***** Input for this task *****
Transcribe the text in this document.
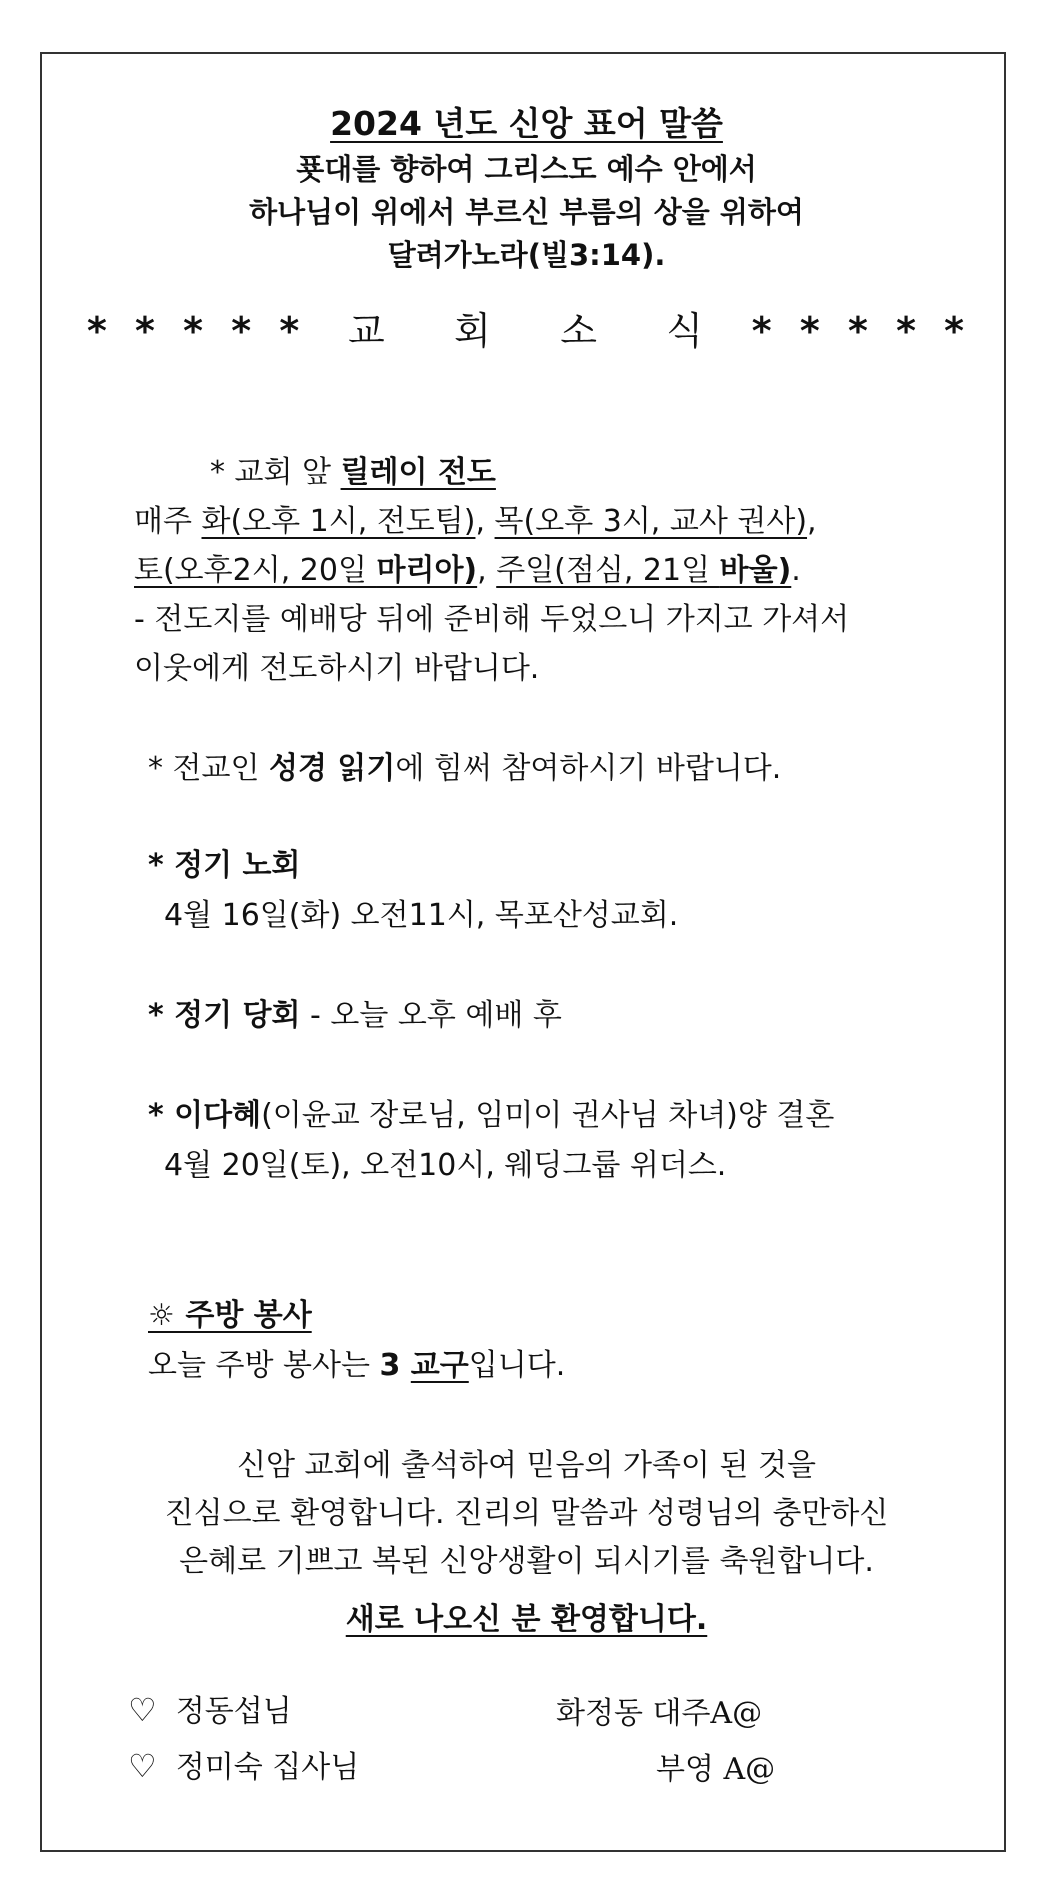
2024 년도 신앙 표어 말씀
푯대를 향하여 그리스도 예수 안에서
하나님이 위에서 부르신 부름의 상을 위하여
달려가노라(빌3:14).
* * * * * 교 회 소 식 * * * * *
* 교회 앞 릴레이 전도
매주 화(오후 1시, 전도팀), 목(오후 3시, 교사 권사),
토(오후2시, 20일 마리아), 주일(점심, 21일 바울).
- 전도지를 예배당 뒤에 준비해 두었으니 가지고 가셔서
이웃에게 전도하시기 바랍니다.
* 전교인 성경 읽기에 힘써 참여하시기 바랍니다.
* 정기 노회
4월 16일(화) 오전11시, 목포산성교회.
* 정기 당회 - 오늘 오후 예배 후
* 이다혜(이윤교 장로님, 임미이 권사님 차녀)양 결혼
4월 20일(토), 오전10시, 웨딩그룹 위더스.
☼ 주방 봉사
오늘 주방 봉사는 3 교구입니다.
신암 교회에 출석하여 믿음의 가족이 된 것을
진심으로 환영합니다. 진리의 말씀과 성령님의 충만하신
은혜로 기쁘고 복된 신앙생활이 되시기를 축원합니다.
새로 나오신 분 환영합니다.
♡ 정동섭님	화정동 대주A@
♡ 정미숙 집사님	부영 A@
*****
***** Input for this task *****
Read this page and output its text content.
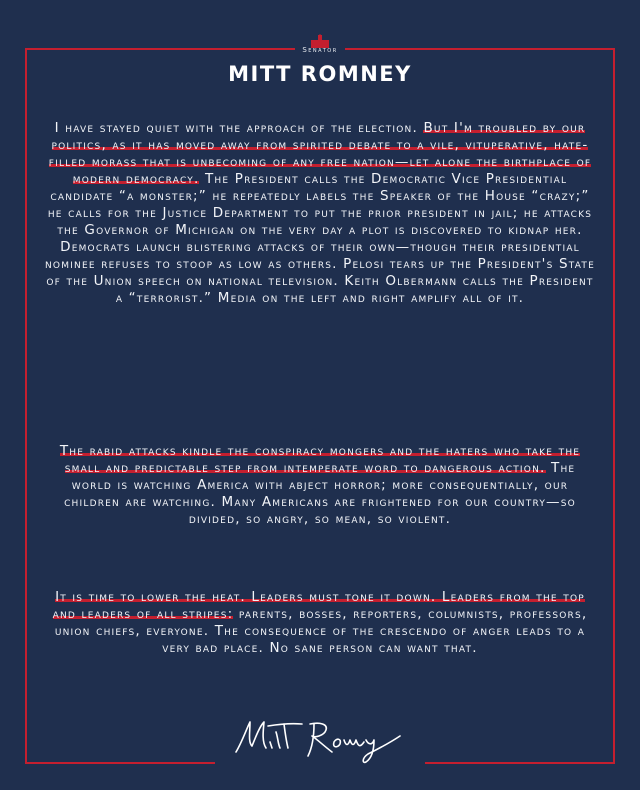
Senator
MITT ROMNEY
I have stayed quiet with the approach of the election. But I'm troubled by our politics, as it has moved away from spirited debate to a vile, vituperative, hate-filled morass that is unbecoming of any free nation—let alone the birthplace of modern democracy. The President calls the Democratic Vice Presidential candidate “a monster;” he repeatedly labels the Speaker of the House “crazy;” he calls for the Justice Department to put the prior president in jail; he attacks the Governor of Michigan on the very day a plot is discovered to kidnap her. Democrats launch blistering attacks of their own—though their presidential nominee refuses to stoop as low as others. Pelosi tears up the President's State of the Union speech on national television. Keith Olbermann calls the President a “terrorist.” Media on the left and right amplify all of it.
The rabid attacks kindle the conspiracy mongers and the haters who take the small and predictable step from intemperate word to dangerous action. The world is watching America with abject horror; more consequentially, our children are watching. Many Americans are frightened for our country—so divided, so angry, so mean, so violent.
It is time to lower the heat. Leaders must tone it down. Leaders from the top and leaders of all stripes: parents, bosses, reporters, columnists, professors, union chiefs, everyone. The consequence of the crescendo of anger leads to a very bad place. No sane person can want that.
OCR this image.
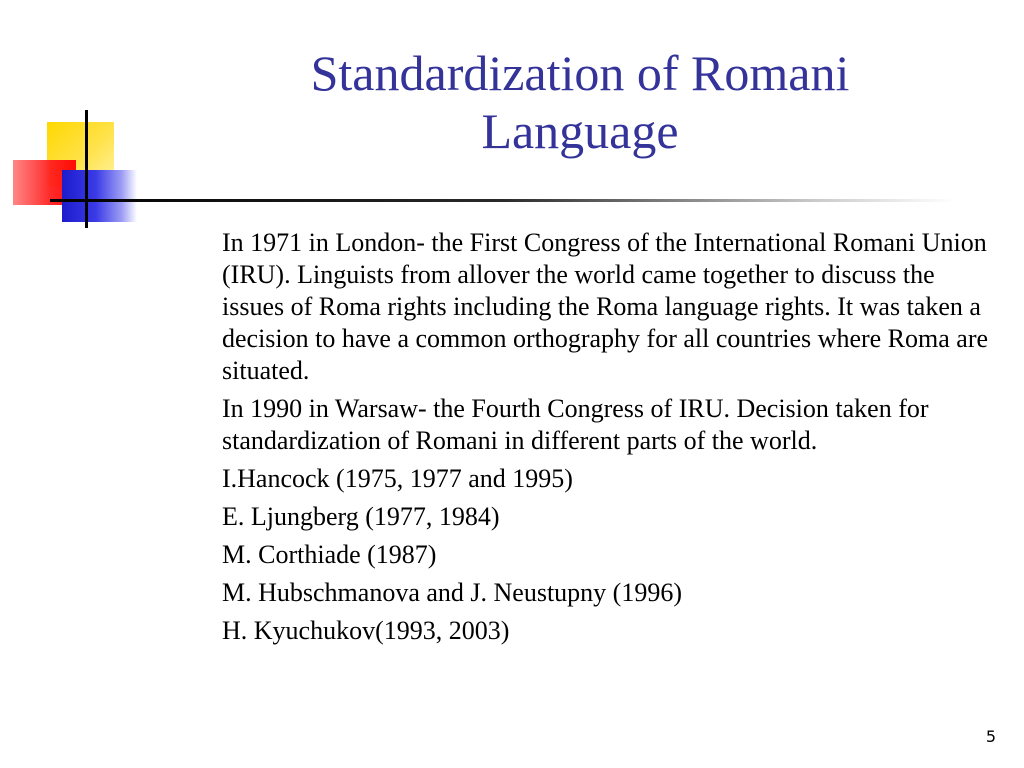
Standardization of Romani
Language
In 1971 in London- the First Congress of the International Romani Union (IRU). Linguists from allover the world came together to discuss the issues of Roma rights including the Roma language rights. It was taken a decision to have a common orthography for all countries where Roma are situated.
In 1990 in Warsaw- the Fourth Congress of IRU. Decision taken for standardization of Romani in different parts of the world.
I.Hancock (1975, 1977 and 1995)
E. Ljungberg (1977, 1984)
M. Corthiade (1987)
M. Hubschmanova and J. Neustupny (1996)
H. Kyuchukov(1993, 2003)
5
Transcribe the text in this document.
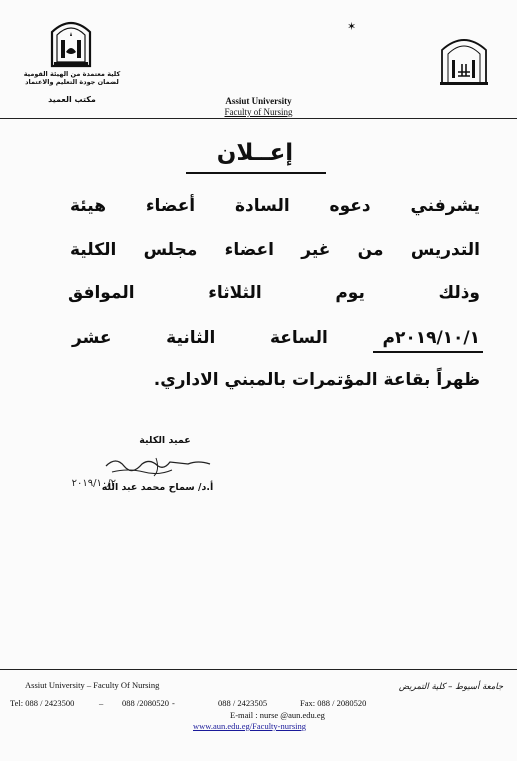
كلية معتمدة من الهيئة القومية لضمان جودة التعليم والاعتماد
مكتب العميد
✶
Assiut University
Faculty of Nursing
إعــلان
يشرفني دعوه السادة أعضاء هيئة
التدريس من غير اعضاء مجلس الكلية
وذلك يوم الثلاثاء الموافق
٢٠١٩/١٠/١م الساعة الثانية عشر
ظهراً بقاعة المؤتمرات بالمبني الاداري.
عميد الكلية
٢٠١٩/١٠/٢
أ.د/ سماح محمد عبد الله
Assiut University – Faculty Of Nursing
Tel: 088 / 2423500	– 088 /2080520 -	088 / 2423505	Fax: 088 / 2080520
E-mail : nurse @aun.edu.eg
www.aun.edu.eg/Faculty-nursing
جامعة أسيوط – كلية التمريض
*****
# Work instructions
Tally the lines of the preceding listing in which the word "Faculty" appears; state nothing but the total.

# Result
3